### To do
In the data below, find each line containing the string "name" and return it.

·····

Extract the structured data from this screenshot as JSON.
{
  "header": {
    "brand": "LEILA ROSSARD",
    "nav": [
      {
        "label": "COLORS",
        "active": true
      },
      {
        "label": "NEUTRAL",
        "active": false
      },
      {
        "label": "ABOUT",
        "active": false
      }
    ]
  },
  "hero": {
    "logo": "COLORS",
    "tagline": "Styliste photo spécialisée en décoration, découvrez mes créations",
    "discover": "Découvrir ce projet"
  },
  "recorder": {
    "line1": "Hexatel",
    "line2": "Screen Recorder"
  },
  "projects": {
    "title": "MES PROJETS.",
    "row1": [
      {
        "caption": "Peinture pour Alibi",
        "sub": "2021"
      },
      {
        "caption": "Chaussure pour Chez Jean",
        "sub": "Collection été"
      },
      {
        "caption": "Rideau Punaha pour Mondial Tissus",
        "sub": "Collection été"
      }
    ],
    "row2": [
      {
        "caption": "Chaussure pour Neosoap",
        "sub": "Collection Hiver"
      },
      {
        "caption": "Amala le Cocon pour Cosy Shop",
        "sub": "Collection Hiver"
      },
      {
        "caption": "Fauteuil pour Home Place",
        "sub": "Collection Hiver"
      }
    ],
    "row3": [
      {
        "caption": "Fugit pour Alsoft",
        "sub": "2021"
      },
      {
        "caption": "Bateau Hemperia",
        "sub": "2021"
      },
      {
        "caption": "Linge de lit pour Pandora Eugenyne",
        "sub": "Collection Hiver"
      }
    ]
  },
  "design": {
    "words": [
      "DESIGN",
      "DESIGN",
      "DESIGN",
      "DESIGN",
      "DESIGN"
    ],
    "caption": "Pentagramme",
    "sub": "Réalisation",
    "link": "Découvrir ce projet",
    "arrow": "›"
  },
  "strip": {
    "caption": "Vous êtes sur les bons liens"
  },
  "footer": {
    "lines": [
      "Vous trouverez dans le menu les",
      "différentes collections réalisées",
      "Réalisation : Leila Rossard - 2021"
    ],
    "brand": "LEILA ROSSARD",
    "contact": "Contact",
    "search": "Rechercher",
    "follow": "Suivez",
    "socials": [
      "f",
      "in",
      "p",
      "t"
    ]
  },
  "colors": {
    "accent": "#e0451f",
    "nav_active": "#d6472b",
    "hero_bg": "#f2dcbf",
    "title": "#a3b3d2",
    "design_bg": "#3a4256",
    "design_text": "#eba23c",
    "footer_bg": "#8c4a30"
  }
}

·····

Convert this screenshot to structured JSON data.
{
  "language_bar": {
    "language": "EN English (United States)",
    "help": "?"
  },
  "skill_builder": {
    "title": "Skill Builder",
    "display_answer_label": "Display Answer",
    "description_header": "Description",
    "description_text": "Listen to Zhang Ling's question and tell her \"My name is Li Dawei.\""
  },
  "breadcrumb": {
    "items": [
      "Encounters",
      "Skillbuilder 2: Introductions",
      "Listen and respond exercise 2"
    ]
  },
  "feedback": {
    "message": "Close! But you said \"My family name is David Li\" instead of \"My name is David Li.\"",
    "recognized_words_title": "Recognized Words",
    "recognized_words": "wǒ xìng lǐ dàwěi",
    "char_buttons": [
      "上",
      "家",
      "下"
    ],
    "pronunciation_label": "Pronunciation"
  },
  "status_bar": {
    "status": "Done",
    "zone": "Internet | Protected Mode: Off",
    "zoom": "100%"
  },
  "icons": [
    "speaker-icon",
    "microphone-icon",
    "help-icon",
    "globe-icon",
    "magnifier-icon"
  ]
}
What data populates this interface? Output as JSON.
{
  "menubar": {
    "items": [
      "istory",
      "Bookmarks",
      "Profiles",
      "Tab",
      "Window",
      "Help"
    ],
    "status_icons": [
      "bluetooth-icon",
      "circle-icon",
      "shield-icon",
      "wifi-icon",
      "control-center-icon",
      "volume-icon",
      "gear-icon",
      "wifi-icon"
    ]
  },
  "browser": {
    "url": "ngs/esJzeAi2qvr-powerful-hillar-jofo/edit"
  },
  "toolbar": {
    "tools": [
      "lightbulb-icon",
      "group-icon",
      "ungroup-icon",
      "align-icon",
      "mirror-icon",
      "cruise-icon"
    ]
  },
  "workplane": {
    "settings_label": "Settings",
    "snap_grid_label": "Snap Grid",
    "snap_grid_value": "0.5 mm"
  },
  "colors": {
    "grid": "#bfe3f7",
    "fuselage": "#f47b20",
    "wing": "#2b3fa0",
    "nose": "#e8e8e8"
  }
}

·····

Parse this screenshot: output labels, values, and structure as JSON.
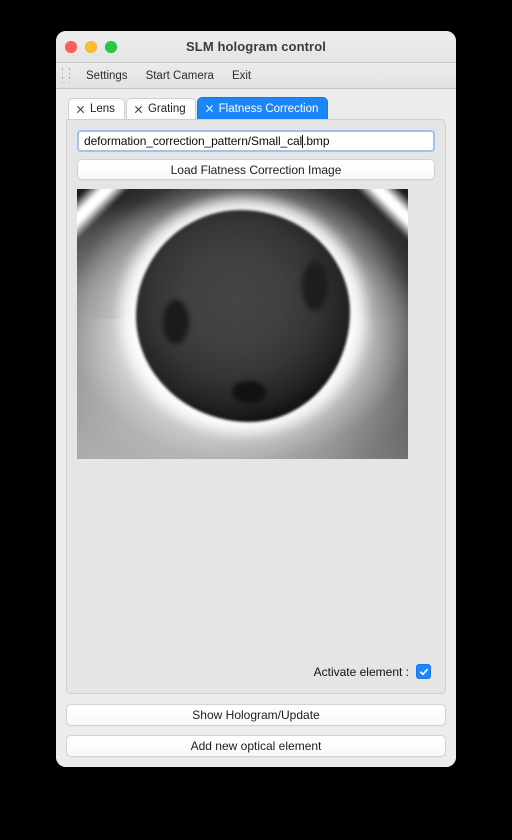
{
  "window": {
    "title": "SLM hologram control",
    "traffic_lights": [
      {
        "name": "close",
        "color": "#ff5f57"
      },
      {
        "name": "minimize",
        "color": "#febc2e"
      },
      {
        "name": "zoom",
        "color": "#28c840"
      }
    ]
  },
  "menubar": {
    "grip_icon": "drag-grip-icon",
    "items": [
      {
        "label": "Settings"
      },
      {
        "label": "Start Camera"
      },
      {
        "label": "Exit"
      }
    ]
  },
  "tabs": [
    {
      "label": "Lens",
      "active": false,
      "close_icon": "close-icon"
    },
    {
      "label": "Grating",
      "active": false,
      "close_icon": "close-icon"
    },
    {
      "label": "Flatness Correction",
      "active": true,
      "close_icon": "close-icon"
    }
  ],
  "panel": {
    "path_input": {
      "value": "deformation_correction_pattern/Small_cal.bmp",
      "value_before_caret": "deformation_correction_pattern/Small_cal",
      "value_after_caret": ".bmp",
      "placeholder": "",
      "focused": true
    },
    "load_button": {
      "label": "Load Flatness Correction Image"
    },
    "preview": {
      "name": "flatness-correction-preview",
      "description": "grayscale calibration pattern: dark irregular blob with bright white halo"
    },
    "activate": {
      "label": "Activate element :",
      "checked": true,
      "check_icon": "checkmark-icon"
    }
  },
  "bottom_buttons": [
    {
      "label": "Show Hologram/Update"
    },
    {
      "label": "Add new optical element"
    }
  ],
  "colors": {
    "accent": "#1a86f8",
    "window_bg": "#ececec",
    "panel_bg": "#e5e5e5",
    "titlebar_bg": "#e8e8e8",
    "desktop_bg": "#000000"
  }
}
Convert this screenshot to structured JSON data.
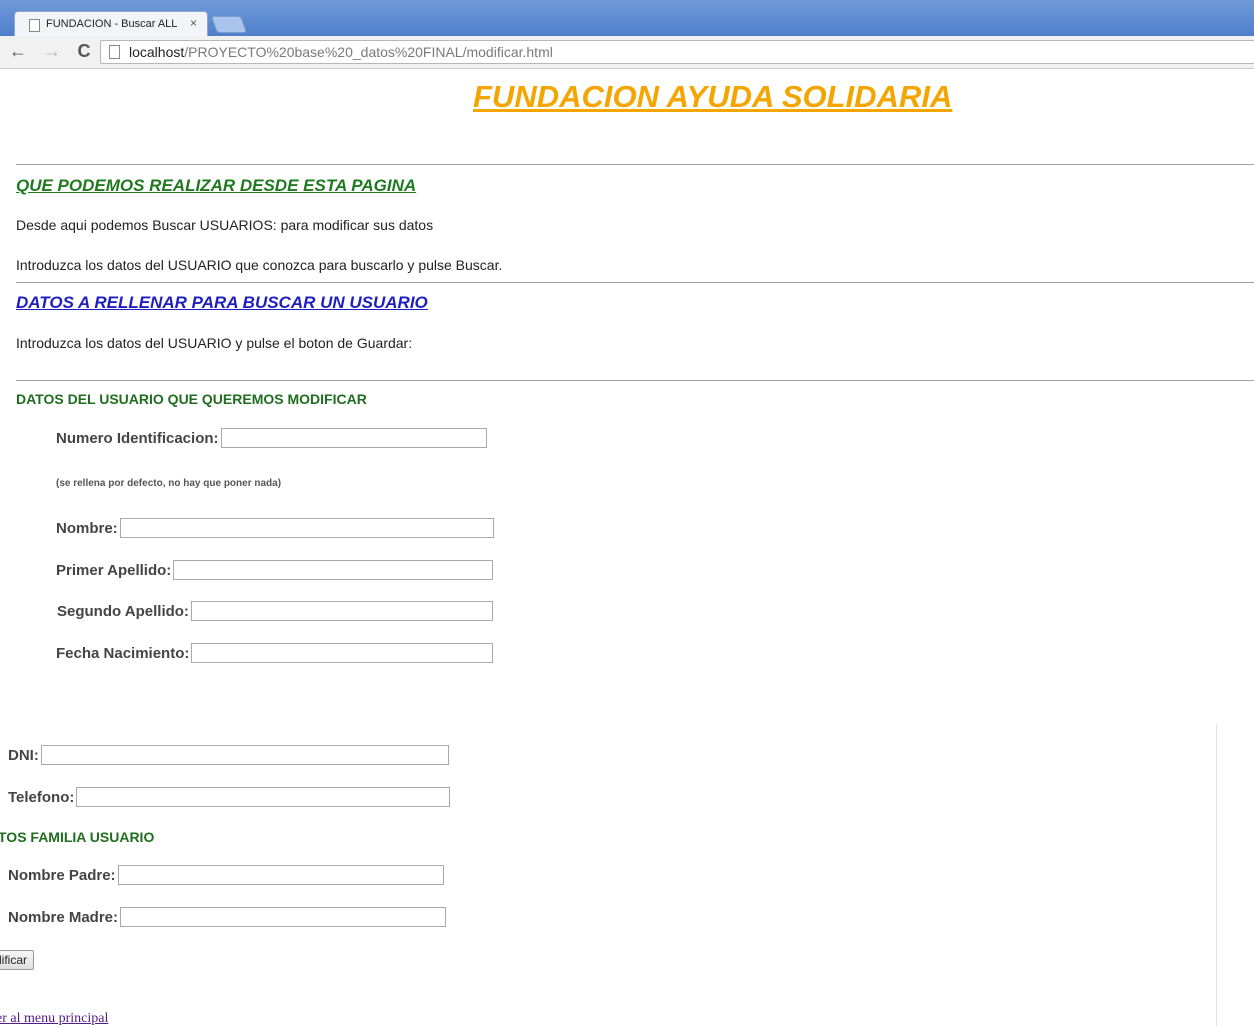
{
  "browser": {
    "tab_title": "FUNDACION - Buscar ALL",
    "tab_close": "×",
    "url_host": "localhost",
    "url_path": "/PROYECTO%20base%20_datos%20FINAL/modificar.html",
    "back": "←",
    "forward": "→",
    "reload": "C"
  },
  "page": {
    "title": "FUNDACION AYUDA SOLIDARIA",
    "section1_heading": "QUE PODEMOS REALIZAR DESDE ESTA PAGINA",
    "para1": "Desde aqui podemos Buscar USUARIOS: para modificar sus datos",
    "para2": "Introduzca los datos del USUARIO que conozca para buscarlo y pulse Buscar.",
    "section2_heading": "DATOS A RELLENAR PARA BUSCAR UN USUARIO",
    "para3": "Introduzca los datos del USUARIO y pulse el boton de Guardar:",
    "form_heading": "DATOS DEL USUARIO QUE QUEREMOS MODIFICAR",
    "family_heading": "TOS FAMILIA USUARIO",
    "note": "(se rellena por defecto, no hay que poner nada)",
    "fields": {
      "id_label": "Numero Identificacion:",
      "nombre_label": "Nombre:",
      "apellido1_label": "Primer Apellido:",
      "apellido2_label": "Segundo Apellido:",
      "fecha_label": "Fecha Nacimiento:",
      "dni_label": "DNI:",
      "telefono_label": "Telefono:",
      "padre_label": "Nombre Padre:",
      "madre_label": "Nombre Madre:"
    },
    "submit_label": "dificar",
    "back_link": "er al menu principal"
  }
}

·····

### Solution to this task
    "description_text": "Listen to Zhang Ling's question and tell her \"My name is Li Dawei.\""
    "message": "Close! But you said \"My family name is David Li\" instead of \"My name is David Li.\"",
        "name": "close",
        "name": "minimize",
        "name": "zoom",
      "name": "flatness-correction-preview",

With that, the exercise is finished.